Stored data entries
>>>>
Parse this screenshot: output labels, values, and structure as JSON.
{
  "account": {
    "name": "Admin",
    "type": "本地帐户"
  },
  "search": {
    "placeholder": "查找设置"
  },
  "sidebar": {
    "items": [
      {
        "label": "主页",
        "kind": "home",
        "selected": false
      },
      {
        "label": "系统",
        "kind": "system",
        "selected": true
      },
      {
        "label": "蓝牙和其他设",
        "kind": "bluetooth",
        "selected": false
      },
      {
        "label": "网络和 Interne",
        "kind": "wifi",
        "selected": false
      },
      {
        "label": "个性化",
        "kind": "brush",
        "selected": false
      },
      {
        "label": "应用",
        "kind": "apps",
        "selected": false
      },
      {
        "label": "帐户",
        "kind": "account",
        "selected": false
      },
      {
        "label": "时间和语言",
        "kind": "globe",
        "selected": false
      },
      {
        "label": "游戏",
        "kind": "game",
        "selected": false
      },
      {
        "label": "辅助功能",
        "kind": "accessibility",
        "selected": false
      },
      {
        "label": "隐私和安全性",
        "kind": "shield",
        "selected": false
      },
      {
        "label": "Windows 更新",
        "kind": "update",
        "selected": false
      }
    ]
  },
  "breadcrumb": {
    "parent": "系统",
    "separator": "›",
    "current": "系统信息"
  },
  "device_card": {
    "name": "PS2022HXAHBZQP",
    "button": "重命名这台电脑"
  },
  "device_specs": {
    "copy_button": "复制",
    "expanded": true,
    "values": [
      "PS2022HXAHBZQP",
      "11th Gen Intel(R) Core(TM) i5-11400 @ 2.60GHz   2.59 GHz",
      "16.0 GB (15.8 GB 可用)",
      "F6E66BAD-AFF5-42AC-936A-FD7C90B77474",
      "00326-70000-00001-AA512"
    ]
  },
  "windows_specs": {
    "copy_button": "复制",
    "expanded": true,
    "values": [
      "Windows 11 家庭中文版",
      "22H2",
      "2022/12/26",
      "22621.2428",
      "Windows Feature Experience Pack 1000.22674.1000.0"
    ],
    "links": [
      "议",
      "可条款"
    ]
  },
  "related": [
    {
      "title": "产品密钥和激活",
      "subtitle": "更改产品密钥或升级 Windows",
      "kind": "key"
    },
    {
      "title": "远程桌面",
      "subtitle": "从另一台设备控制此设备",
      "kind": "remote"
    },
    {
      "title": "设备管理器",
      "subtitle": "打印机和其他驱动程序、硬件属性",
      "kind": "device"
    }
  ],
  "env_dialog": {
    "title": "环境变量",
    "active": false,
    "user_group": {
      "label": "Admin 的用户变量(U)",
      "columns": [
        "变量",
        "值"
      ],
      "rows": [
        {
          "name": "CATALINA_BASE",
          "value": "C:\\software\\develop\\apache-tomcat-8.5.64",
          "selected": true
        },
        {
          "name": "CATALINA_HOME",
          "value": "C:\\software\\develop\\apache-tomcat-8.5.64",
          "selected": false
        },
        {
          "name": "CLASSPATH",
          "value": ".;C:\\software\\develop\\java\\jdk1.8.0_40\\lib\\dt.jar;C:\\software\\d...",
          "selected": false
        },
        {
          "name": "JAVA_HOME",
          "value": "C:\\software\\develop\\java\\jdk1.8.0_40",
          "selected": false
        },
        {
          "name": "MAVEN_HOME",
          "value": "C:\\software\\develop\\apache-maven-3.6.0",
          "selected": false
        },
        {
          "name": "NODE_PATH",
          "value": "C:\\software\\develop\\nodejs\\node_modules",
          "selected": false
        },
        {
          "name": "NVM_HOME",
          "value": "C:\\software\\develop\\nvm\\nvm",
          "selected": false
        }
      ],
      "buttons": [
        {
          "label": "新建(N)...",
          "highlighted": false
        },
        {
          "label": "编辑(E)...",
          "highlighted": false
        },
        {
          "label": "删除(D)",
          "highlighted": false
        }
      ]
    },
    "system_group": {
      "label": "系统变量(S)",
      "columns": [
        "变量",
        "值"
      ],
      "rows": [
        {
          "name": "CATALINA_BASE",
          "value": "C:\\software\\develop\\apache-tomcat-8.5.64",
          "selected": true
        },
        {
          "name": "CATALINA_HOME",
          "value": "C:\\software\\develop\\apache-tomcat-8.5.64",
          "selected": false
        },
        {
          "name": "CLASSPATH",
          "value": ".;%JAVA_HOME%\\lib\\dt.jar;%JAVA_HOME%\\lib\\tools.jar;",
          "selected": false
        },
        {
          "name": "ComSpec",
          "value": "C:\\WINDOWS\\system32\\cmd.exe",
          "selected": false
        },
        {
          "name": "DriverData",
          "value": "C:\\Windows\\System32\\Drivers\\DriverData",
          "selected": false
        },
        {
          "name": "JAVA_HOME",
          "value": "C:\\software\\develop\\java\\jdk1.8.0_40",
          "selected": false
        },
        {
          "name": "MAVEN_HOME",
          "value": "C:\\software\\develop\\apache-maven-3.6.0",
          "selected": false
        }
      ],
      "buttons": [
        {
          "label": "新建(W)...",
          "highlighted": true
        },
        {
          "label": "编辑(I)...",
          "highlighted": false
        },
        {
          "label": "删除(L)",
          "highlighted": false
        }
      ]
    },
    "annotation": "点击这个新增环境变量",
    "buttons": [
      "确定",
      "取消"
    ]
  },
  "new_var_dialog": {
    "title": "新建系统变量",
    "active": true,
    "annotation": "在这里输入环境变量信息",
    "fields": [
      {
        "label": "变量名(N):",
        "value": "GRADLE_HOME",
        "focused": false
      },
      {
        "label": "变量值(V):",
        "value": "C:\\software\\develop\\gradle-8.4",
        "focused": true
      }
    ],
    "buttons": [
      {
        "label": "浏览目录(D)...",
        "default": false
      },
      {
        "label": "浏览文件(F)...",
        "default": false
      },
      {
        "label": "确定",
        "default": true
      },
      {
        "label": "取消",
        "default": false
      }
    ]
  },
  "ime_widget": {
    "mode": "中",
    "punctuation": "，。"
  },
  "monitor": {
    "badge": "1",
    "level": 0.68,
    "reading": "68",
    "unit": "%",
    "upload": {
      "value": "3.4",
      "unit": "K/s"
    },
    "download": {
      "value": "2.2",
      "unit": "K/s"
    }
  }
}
<<<<
## Written request
The records above should be duplicated in full, exactly as given.

## Worked answer
Parse this screenshot: output labels, values, and structure as JSON.
{
  "account": {
    "name": "Admin",
    "type": "本地帐户"
  },
  "search": {
    "placeholder": "查找设置"
  },
  "sidebar": {
    "items": [
      {
        "label": "主页",
        "kind": "home",
        "selected": false
      },
      {
        "label": "系统",
        "kind": "system",
        "selected": true
      },
      {
        "label": "蓝牙和其他设",
        "kind": "bluetooth",
        "selected": false
      },
      {
        "label": "网络和 Interne",
        "kind": "wifi",
        "selected": false
      },
      {
        "label": "个性化",
        "kind": "brush",
        "selected": false
      },
      {
        "label": "应用",
        "kind": "apps",
        "selected": false
      },
      {
        "label": "帐户",
        "kind": "account",
        "selected": false
      },
      {
        "label": "时间和语言",
        "kind": "globe",
        "selected": false
      },
      {
        "label": "游戏",
        "kind": "game",
        "selected": false
      },
      {
        "label": "辅助功能",
        "kind": "accessibility",
        "selected": false
      },
      {
        "label": "隐私和安全性",
        "kind": "shield",
        "selected": false
      },
      {
        "label": "Windows 更新",
        "kind": "update",
        "selected": false
      }
    ]
  },
  "breadcrumb": {
    "parent": "系统",
    "separator": "›",
    "current": "系统信息"
  },
  "device_card": {
    "name": "PS2022HXAHBZQP",
    "button": "重命名这台电脑"
  },
  "device_specs": {
    "copy_button": "复制",
    "expanded": true,
    "values": [
      "PS2022HXAHBZQP",
      "11th Gen Intel(R) Core(TM) i5-11400 @ 2.60GHz   2.59 GHz",
      "16.0 GB (15.8 GB 可用)",
      "F6E66BAD-AFF5-42AC-936A-FD7C90B77474",
      "00326-70000-00001-AA512"
    ]
  },
  "windows_specs": {
    "copy_button": "复制",
    "expanded": true,
    "values": [
      "Windows 11 家庭中文版",
      "22H2",
      "2022/12/26",
      "22621.2428",
      "Windows Feature Experience Pack 1000.22674.1000.0"
    ],
    "links": [
      "议",
      "可条款"
    ]
  },
  "related": [
    {
      "title": "产品密钥和激活",
      "subtitle": "更改产品密钥或升级 Windows",
      "kind": "key"
    },
    {
      "title": "远程桌面",
      "subtitle": "从另一台设备控制此设备",
      "kind": "remote"
    },
    {
      "title": "设备管理器",
      "subtitle": "打印机和其他驱动程序、硬件属性",
      "kind": "device"
    }
  ],
  "env_dialog": {
    "title": "环境变量",
    "active": false,
    "user_group": {
      "label": "Admin 的用户变量(U)",
      "columns": [
        "变量",
        "值"
      ],
      "rows": [
        {
          "name": "CATALINA_BASE",
          "value": "C:\\software\\develop\\apache-tomcat-8.5.64",
          "selected": true
        },
        {
          "name": "CATALINA_HOME",
          "value": "C:\\software\\develop\\apache-tomcat-8.5.64",
          "selected": false
        },
        {
          "name": "CLASSPATH",
          "value": ".;C:\\software\\develop\\java\\jdk1.8.0_40\\lib\\dt.jar;C:\\software\\d...",
          "selected": false
        },
        {
          "name": "JAVA_HOME",
          "value": "C:\\software\\develop\\java\\jdk1.8.0_40",
          "selected": false
        },
        {
          "name": "MAVEN_HOME",
          "value": "C:\\software\\develop\\apache-maven-3.6.0",
          "selected": false
        },
        {
          "name": "NODE_PATH",
          "value": "C:\\software\\develop\\nodejs\\node_modules",
          "selected": false
        },
        {
          "name": "NVM_HOME",
          "value": "C:\\software\\develop\\nvm\\nvm",
          "selected": false
        }
      ],
      "buttons": [
        {
          "label": "新建(N)...",
          "highlighted": false
        },
        {
          "label": "编辑(E)...",
          "highlighted": false
        },
        {
          "label": "删除(D)",
          "highlighted": false
        }
      ]
    },
    "system_group": {
      "label": "系统变量(S)",
      "columns": [
        "变量",
        "值"
      ],
      "rows": [
        {
          "name": "CATALINA_BASE",
          "value": "C:\\software\\develop\\apache-tomcat-8.5.64",
          "selected": true
        },
        {
          "name": "CATALINA_HOME",
          "value": "C:\\software\\develop\\apache-tomcat-8.5.64",
          "selected": false
        },
        {
          "name": "CLASSPATH",
          "value": ".;%JAVA_HOME%\\lib\\dt.jar;%JAVA_HOME%\\lib\\tools.jar;",
          "selected": false
        },
        {
          "name": "ComSpec",
          "value": "C:\\WINDOWS\\system32\\cmd.exe",
          "selected": false
        },
        {
          "name": "DriverData",
          "value": "C:\\Windows\\System32\\Drivers\\DriverData",
          "selected": false
        },
        {
          "name": "JAVA_HOME",
          "value": "C:\\software\\develop\\java\\jdk1.8.0_40",
          "selected": false
        },
        {
          "name": "MAVEN_HOME",
          "value": "C:\\software\\develop\\apache-maven-3.6.0",
          "selected": false
        }
      ],
      "buttons": [
        {
          "label": "新建(W)...",
          "highlighted": true
        },
        {
          "label": "编辑(I)...",
          "highlighted": false
        },
        {
          "label": "删除(L)",
          "highlighted": false
        }
      ]
    },
    "annotation": "点击这个新增环境变量",
    "buttons": [
      "确定",
      "取消"
    ]
  },
  "new_var_dialog": {
    "title": "新建系统变量",
    "active": true,
    "annotation": "在这里输入环境变量信息",
    "fields": [
      {
        "label": "变量名(N):",
        "value": "GRADLE_HOME",
        "focused": false
      },
      {
        "label": "变量值(V):",
        "value": "C:\\software\\develop\\gradle-8.4",
        "focused": true
      }
    ],
    "buttons": [
      {
        "label": "浏览目录(D)...",
        "default": false
      },
      {
        "label": "浏览文件(F)...",
        "default": false
      },
      {
        "label": "确定",
        "default": true
      },
      {
        "label": "取消",
        "default": false
      }
    ]
  },
  "ime_widget": {
    "mode": "中",
    "punctuation": "，。"
  },
  "monitor": {
    "badge": "1",
    "level": 0.68,
    "reading": "68",
    "unit": "%",
    "upload": {
      "value": "3.4",
      "unit": "K/s"
    },
    "download": {
      "value": "2.2",
      "unit": "K/s"
    }
  }
}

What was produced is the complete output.